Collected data
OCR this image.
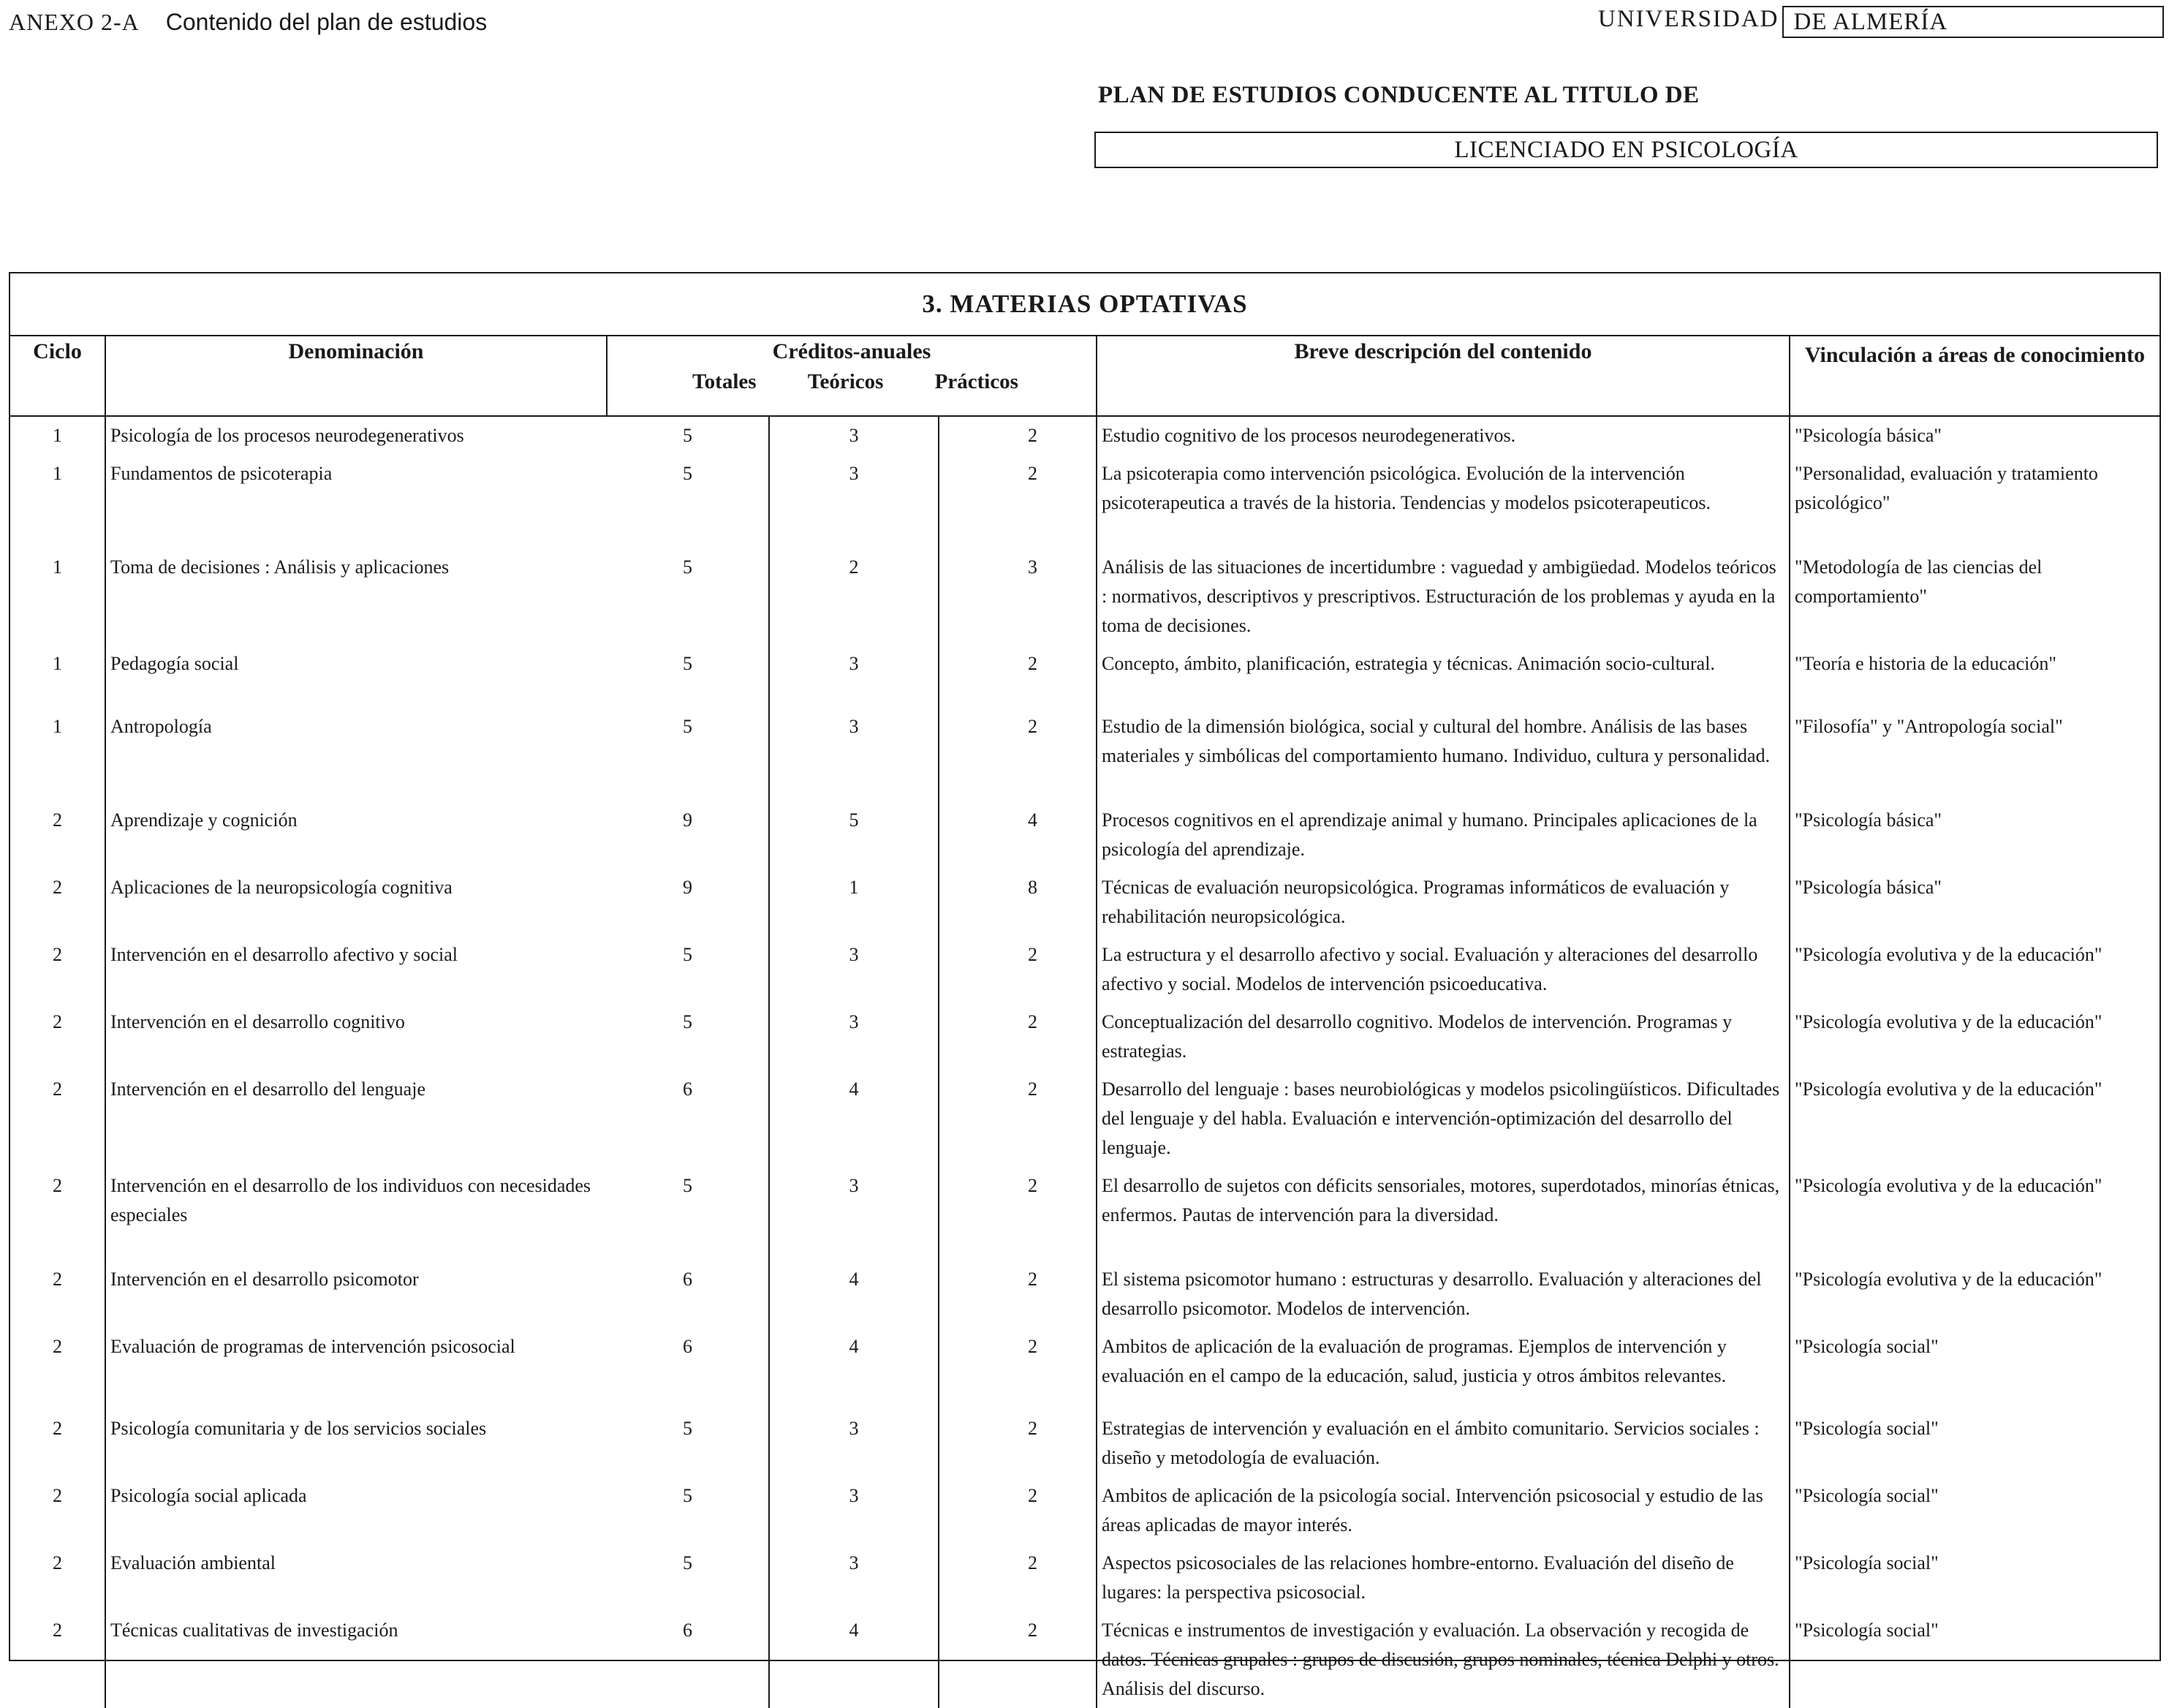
ANEXO 2-A Contenido del plan de estudios	UNIVERSIDAD DE ALMERÍA
PLAN DE ESTUDIOS CONDUCENTE AL TITULO DE
LICENCIADO EN PSICOLOGÍA
3. MATERIAS OPTATIVAS
Ciclo	Denominación	Créditos-anuales
Totales Teóricos Prácticos			Breve descripción del contenido	Vinculación a áreas de conocimiento
1	Psicología de los procesos neurodegenerativos	5	3	2	Estudio cognitivo de los procesos neurodegenerativos.	"Psicología básica"
1	Fundamentos de psicoterapia	5	3	2	La psicoterapia como intervención psicológica. Evolución de la intervención psicoterapeutica a través de la historia. Tendencias y modelos psicoterapeuticos.	"Personalidad, evaluación y tratamiento psicológico"
1	Toma de decisiones : Análisis y aplicaciones	5	2	3	Análisis de las situaciones de incertidumbre : vaguedad y ambigüedad. Modelos teóricos : normativos, descriptivos y prescriptivos. Estructuración de los problemas y ayuda en la toma de decisiones.	"Metodología de las ciencias del comportamiento"
1	Pedagogía social	5	3	2	Concepto, ámbito, planificación, estrategia y técnicas. Animación socio-cultural.	"Teoría e historia de la educación"
1	Antropología	5	3	2	Estudio de la dimensión biológica, social y cultural del hombre. Análisis de las bases materiales y simbólicas del comportamiento humano. Individuo, cultura y personalidad.	"Filosofía" y "Antropología social"
2	Aprendizaje y cognición	9	5	4	Procesos cognitivos en el aprendizaje animal y humano. Principales aplicaciones de la psicología del aprendizaje.	"Psicología básica"
2	Aplicaciones de la neuropsicología cognitiva	9	1	8	Técnicas de evaluación neuropsicológica. Programas informáticos de evaluación y rehabilitación neuropsicológica.	"Psicología básica"
2	Intervención en el desarrollo afectivo y social	5	3	2	La estructura y el desarrollo afectivo y social. Evaluación y alteraciones del desarrollo afectivo y social. Modelos de intervención psicoeducativa.	"Psicología evolutiva y de la educación"
2	Intervención en el desarrollo cognitivo	5	3	2	Conceptualización del desarrollo cognitivo. Modelos de intervención. Programas y estrategias.	"Psicología evolutiva y de la educación"
2	Intervención en el desarrollo del lenguaje	6	4	2	Desarrollo del lenguaje : bases neurobiológicas y modelos psicolingüísticos. Dificultades del lenguaje y del habla. Evaluación e intervención-optimización del desarrollo del lenguaje.	"Psicología evolutiva y de la educación"
2	Intervención en el desarrollo de los individuos con necesidades especiales	5	3	2	El desarrollo de sujetos con déficits sensoriales, motores, superdotados, minorías étnicas, enfermos. Pautas de intervención para la diversidad.	"Psicología evolutiva y de la educación"
2	Intervención en el desarrollo psicomotor	6	4	2	El sistema psicomotor humano : estructuras y desarrollo. Evaluación y alteraciones del desarrollo psicomotor. Modelos de intervención.	"Psicología evolutiva y de la educación"
2	Evaluación de programas de intervención psicosocial	6	4	2	Ambitos de aplicación de la evaluación de programas. Ejemplos de intervención y evaluación en el campo de la educación, salud, justicia y otros ámbitos relevantes.	"Psicología social"
2	Psicología comunitaria y de los servicios sociales	5	3	2	Estrategias de intervención y evaluación en el ámbito comunitario. Servicios sociales : diseño y metodología de evaluación.	"Psicología social"
2	Psicología social aplicada	5	3	2	Ambitos de aplicación de la psicología social. Intervención psicosocial y estudio de las áreas aplicadas de mayor interés.	"Psicología social"
2	Evaluación ambiental	5	3	2	Aspectos psicosociales de las relaciones hombre-entorno. Evaluación del diseño de lugares: la perspectiva psicosocial.	"Psicología social"
2	Técnicas cualitativas de investigación	6	4	2	Técnicas e instrumentos de investigación y evaluación. La observación y recogida de datos. Técnicas grupales : grupos de discusión, grupos nominales, técnica Delphi y otros. Análisis del discurso.	"Psicología social"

Instructions to follow → Leave out the pictures and retype every line above exactly.

Solution to this problem →
OCR this image.
ANEXO 2-A Contenido del plan de estudios	UNIVERSIDAD DE ALMERÍA
PLAN DE ESTUDIOS CONDUCENTE AL TITULO DE
LICENCIADO EN PSICOLOGÍA
3. MATERIAS OPTATIVAS
Ciclo	Denominación	Créditos-anuales
Totales Teóricos Prácticos			Breve descripción del contenido	Vinculación a áreas de conocimiento
1	Psicología de los procesos neurodegenerativos	5	3	2	Estudio cognitivo de los procesos neurodegenerativos.	"Psicología básica"
1	Fundamentos de psicoterapia	5	3	2	La psicoterapia como intervención psicológica. Evolución de la intervención psicoterapeutica a través de la historia. Tendencias y modelos psicoterapeuticos.	"Personalidad, evaluación y tratamiento psicológico"
1	Toma de decisiones : Análisis y aplicaciones	5	2	3	Análisis de las situaciones de incertidumbre : vaguedad y ambigüedad. Modelos teóricos : normativos, descriptivos y prescriptivos. Estructuración de los problemas y ayuda en la toma de decisiones.	"Metodología de las ciencias del comportamiento"
1	Pedagogía social	5	3	2	Concepto, ámbito, planificación, estrategia y técnicas. Animación socio-cultural.	"Teoría e historia de la educación"
1	Antropología	5	3	2	Estudio de la dimensión biológica, social y cultural del hombre. Análisis de las bases materiales y simbólicas del comportamiento humano. Individuo, cultura y personalidad.	"Filosofía" y "Antropología social"
2	Aprendizaje y cognición	9	5	4	Procesos cognitivos en el aprendizaje animal y humano. Principales aplicaciones de la psicología del aprendizaje.	"Psicología básica"
2	Aplicaciones de la neuropsicología cognitiva	9	1	8	Técnicas de evaluación neuropsicológica. Programas informáticos de evaluación y rehabilitación neuropsicológica.	"Psicología básica"
2	Intervención en el desarrollo afectivo y social	5	3	2	La estructura y el desarrollo afectivo y social. Evaluación y alteraciones del desarrollo afectivo y social. Modelos de intervención psicoeducativa.	"Psicología evolutiva y de la educación"
2	Intervención en el desarrollo cognitivo	5	3	2	Conceptualización del desarrollo cognitivo. Modelos de intervención. Programas y estrategias.	"Psicología evolutiva y de la educación"
2	Intervención en el desarrollo del lenguaje	6	4	2	Desarrollo del lenguaje : bases neurobiológicas y modelos psicolingüísticos. Dificultades del lenguaje y del habla. Evaluación e intervención-optimización del desarrollo del lenguaje.	"Psicología evolutiva y de la educación"
2	Intervención en el desarrollo de los individuos con necesidades especiales	5	3	2	El desarrollo de sujetos con déficits sensoriales, motores, superdotados, minorías étnicas, enfermos. Pautas de intervención para la diversidad.	"Psicología evolutiva y de la educación"
2	Intervención en el desarrollo psicomotor	6	4	2	El sistema psicomotor humano : estructuras y desarrollo. Evaluación y alteraciones del desarrollo psicomotor. Modelos de intervención.	"Psicología evolutiva y de la educación"
2	Evaluación de programas de intervención psicosocial	6	4	2	Ambitos de aplicación de la evaluación de programas. Ejemplos de intervención y evaluación en el campo de la educación, salud, justicia y otros ámbitos relevantes.	"Psicología social"
2	Psicología comunitaria y de los servicios sociales	5	3	2	Estrategias de intervención y evaluación en el ámbito comunitario. Servicios sociales : diseño y metodología de evaluación.	"Psicología social"
2	Psicología social aplicada	5	3	2	Ambitos de aplicación de la psicología social. Intervención psicosocial y estudio de las áreas aplicadas de mayor interés.	"Psicología social"
2	Evaluación ambiental	5	3	2	Aspectos psicosociales de las relaciones hombre-entorno. Evaluación del diseño de lugares: la perspectiva psicosocial.	"Psicología social"
2	Técnicas cualitativas de investigación	6	4	2	Técnicas e instrumentos de investigación y evaluación. La observación y recogida de datos. Técnicas grupales : grupos de discusión, grupos nominales, técnica Delphi y otros. Análisis del discurso.	"Psicología social"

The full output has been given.